— Given records —

* * * * *

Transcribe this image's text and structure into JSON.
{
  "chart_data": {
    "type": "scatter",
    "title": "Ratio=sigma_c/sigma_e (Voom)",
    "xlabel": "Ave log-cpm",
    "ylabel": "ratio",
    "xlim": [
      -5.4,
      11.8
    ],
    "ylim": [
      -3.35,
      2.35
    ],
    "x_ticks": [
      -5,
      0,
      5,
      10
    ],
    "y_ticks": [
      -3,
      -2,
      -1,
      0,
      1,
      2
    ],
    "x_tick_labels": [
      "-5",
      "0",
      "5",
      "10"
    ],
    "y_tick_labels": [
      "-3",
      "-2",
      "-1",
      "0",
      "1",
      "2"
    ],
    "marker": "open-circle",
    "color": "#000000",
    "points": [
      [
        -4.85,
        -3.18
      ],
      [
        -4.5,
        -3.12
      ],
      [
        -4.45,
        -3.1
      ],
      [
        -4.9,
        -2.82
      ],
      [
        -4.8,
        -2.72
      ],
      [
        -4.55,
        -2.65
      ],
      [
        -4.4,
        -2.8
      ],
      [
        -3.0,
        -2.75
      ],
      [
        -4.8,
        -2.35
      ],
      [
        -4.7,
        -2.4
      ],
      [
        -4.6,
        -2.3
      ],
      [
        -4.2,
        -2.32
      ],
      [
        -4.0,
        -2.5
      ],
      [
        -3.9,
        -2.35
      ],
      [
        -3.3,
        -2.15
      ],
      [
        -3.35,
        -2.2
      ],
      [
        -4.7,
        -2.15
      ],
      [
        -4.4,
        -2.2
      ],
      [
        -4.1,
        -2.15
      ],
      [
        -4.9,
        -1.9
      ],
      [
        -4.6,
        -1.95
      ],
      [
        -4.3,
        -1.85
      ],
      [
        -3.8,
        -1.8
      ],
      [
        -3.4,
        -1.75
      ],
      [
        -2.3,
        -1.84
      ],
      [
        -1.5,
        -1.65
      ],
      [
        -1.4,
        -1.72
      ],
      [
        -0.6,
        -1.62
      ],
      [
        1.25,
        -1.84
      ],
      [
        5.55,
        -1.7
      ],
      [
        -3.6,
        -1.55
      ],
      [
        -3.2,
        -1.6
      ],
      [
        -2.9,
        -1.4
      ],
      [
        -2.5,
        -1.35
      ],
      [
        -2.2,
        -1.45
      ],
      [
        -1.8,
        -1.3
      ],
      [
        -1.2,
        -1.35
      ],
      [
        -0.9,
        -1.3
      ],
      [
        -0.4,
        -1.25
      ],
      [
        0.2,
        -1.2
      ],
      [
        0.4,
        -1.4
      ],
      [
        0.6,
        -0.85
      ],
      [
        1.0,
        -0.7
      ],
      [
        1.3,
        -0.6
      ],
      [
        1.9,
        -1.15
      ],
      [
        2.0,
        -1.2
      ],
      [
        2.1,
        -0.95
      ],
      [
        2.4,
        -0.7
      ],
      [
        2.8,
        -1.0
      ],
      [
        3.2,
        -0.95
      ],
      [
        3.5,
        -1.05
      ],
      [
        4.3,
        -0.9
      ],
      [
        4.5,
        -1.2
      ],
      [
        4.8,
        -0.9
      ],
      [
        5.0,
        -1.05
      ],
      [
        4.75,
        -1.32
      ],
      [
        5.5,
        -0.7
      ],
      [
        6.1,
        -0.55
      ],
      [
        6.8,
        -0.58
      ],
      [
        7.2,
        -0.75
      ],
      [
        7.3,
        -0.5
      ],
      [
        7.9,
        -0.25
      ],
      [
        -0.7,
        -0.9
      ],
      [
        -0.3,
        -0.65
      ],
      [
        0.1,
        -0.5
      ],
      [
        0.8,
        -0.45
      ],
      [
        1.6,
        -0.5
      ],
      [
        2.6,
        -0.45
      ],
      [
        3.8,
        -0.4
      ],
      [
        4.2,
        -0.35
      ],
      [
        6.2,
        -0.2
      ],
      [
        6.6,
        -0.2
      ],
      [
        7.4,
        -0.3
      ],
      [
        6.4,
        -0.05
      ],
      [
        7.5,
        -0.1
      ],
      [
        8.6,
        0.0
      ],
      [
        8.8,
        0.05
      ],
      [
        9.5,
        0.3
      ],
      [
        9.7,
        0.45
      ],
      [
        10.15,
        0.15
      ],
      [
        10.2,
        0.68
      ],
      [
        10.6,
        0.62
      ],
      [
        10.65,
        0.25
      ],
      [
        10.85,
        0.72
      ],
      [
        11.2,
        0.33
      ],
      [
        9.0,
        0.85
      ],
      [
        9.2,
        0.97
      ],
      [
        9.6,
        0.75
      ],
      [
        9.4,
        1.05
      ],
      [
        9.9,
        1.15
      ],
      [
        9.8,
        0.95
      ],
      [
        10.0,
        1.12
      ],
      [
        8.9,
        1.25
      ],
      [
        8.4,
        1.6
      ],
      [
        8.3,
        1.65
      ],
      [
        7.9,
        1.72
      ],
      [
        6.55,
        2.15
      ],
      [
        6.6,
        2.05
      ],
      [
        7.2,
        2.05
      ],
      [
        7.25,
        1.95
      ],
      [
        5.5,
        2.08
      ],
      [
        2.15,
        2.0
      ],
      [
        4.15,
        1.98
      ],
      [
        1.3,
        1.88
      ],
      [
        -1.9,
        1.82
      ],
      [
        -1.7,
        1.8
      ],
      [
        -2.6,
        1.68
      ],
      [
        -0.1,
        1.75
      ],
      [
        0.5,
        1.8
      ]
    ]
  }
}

* * * * *

— Task statement —
Without changing a word, restate the whole listing.

— The reply —
Transcribe this image's text and structure into JSON.
{
  "chart_data": {
    "type": "scatter",
    "title": "Ratio=sigma_c/sigma_e (Voom)",
    "xlabel": "Ave log-cpm",
    "ylabel": "ratio",
    "xlim": [
      -5.4,
      11.8
    ],
    "ylim": [
      -3.35,
      2.35
    ],
    "x_ticks": [
      -5,
      0,
      5,
      10
    ],
    "y_ticks": [
      -3,
      -2,
      -1,
      0,
      1,
      2
    ],
    "x_tick_labels": [
      "-5",
      "0",
      "5",
      "10"
    ],
    "y_tick_labels": [
      "-3",
      "-2",
      "-1",
      "0",
      "1",
      "2"
    ],
    "marker": "open-circle",
    "color": "#000000",
    "points": [
      [
        -4.85,
        -3.18
      ],
      [
        -4.5,
        -3.12
      ],
      [
        -4.45,
        -3.1
      ],
      [
        -4.9,
        -2.82
      ],
      [
        -4.8,
        -2.72
      ],
      [
        -4.55,
        -2.65
      ],
      [
        -4.4,
        -2.8
      ],
      [
        -3.0,
        -2.75
      ],
      [
        -4.8,
        -2.35
      ],
      [
        -4.7,
        -2.4
      ],
      [
        -4.6,
        -2.3
      ],
      [
        -4.2,
        -2.32
      ],
      [
        -4.0,
        -2.5
      ],
      [
        -3.9,
        -2.35
      ],
      [
        -3.3,
        -2.15
      ],
      [
        -3.35,
        -2.2
      ],
      [
        -4.7,
        -2.15
      ],
      [
        -4.4,
        -2.2
      ],
      [
        -4.1,
        -2.15
      ],
      [
        -4.9,
        -1.9
      ],
      [
        -4.6,
        -1.95
      ],
      [
        -4.3,
        -1.85
      ],
      [
        -3.8,
        -1.8
      ],
      [
        -3.4,
        -1.75
      ],
      [
        -2.3,
        -1.84
      ],
      [
        -1.5,
        -1.65
      ],
      [
        -1.4,
        -1.72
      ],
      [
        -0.6,
        -1.62
      ],
      [
        1.25,
        -1.84
      ],
      [
        5.55,
        -1.7
      ],
      [
        -3.6,
        -1.55
      ],
      [
        -3.2,
        -1.6
      ],
      [
        -2.9,
        -1.4
      ],
      [
        -2.5,
        -1.35
      ],
      [
        -2.2,
        -1.45
      ],
      [
        -1.8,
        -1.3
      ],
      [
        -1.2,
        -1.35
      ],
      [
        -0.9,
        -1.3
      ],
      [
        -0.4,
        -1.25
      ],
      [
        0.2,
        -1.2
      ],
      [
        0.4,
        -1.4
      ],
      [
        0.6,
        -0.85
      ],
      [
        1.0,
        -0.7
      ],
      [
        1.3,
        -0.6
      ],
      [
        1.9,
        -1.15
      ],
      [
        2.0,
        -1.2
      ],
      [
        2.1,
        -0.95
      ],
      [
        2.4,
        -0.7
      ],
      [
        2.8,
        -1.0
      ],
      [
        3.2,
        -0.95
      ],
      [
        3.5,
        -1.05
      ],
      [
        4.3,
        -0.9
      ],
      [
        4.5,
        -1.2
      ],
      [
        4.8,
        -0.9
      ],
      [
        5.0,
        -1.05
      ],
      [
        4.75,
        -1.32
      ],
      [
        5.5,
        -0.7
      ],
      [
        6.1,
        -0.55
      ],
      [
        6.8,
        -0.58
      ],
      [
        7.2,
        -0.75
      ],
      [
        7.3,
        -0.5
      ],
      [
        7.9,
        -0.25
      ],
      [
        -0.7,
        -0.9
      ],
      [
        -0.3,
        -0.65
      ],
      [
        0.1,
        -0.5
      ],
      [
        0.8,
        -0.45
      ],
      [
        1.6,
        -0.5
      ],
      [
        2.6,
        -0.45
      ],
      [
        3.8,
        -0.4
      ],
      [
        4.2,
        -0.35
      ],
      [
        6.2,
        -0.2
      ],
      [
        6.6,
        -0.2
      ],
      [
        7.4,
        -0.3
      ],
      [
        6.4,
        -0.05
      ],
      [
        7.5,
        -0.1
      ],
      [
        8.6,
        0.0
      ],
      [
        8.8,
        0.05
      ],
      [
        9.5,
        0.3
      ],
      [
        9.7,
        0.45
      ],
      [
        10.15,
        0.15
      ],
      [
        10.2,
        0.68
      ],
      [
        10.6,
        0.62
      ],
      [
        10.65,
        0.25
      ],
      [
        10.85,
        0.72
      ],
      [
        11.2,
        0.33
      ],
      [
        9.0,
        0.85
      ],
      [
        9.2,
        0.97
      ],
      [
        9.6,
        0.75
      ],
      [
        9.4,
        1.05
      ],
      [
        9.9,
        1.15
      ],
      [
        9.8,
        0.95
      ],
      [
        10.0,
        1.12
      ],
      [
        8.9,
        1.25
      ],
      [
        8.4,
        1.6
      ],
      [
        8.3,
        1.65
      ],
      [
        7.9,
        1.72
      ],
      [
        6.55,
        2.15
      ],
      [
        6.6,
        2.05
      ],
      [
        7.2,
        2.05
      ],
      [
        7.25,
        1.95
      ],
      [
        5.5,
        2.08
      ],
      [
        2.15,
        2.0
      ],
      [
        4.15,
        1.98
      ],
      [
        1.3,
        1.88
      ],
      [
        -1.9,
        1.82
      ],
      [
        -1.7,
        1.8
      ],
      [
        -2.6,
        1.68
      ],
      [
        -0.1,
        1.75
      ],
      [
        0.5,
        1.8
      ]
    ]
  }
}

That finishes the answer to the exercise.